What you should do: Please work out how many lines include the word "Chemistry" in the entries, and reply with only the count.

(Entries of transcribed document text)

------------------------

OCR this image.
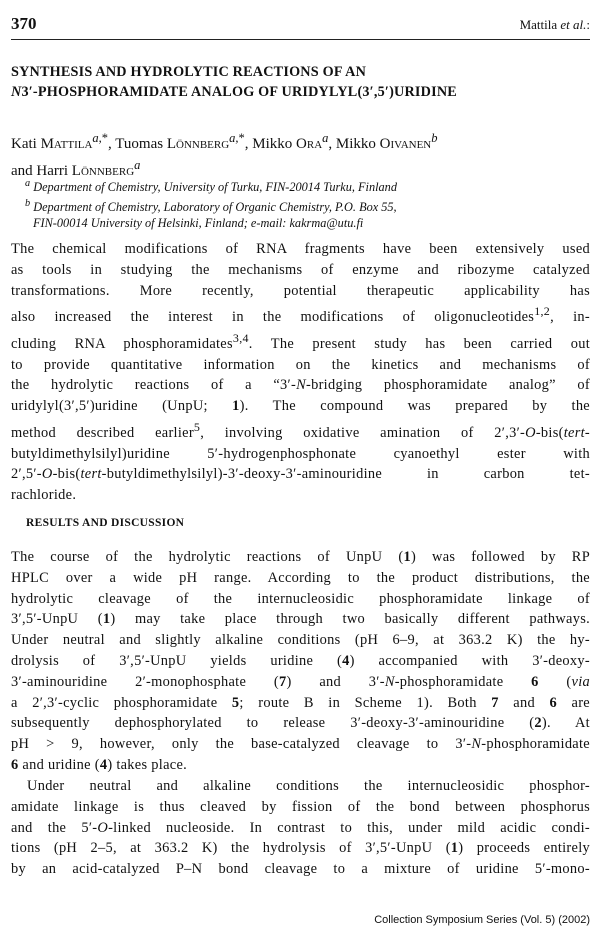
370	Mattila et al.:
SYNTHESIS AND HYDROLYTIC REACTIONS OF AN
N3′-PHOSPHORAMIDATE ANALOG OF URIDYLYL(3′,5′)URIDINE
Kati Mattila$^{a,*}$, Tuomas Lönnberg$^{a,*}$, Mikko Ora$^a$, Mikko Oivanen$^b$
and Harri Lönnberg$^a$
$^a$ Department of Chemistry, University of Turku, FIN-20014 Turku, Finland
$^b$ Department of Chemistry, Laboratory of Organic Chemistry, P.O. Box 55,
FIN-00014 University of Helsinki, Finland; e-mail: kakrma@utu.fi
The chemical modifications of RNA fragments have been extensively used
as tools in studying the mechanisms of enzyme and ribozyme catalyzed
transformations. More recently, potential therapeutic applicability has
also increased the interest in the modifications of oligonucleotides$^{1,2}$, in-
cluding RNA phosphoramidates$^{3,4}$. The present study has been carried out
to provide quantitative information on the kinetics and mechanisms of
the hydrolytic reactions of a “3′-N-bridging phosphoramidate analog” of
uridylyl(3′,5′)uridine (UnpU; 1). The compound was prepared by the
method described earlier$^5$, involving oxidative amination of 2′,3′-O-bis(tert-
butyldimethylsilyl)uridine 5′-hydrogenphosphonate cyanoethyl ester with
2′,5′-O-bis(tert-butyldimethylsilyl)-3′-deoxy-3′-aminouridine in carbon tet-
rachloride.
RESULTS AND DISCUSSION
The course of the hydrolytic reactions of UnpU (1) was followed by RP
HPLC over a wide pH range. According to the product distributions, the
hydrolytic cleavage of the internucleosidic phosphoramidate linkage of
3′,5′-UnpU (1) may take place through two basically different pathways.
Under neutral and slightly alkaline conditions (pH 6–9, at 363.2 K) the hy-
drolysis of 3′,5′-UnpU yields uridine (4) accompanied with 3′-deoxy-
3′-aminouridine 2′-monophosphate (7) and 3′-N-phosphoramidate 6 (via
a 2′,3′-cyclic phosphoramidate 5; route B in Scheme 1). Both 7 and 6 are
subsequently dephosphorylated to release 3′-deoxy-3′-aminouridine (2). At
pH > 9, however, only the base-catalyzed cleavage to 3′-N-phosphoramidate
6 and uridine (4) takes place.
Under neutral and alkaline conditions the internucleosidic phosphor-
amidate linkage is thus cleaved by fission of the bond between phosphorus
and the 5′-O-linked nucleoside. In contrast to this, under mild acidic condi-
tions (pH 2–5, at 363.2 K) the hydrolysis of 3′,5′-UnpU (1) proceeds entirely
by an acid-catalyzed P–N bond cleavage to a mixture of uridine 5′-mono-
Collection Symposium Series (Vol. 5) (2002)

------------------------

Solution to this exercise: 2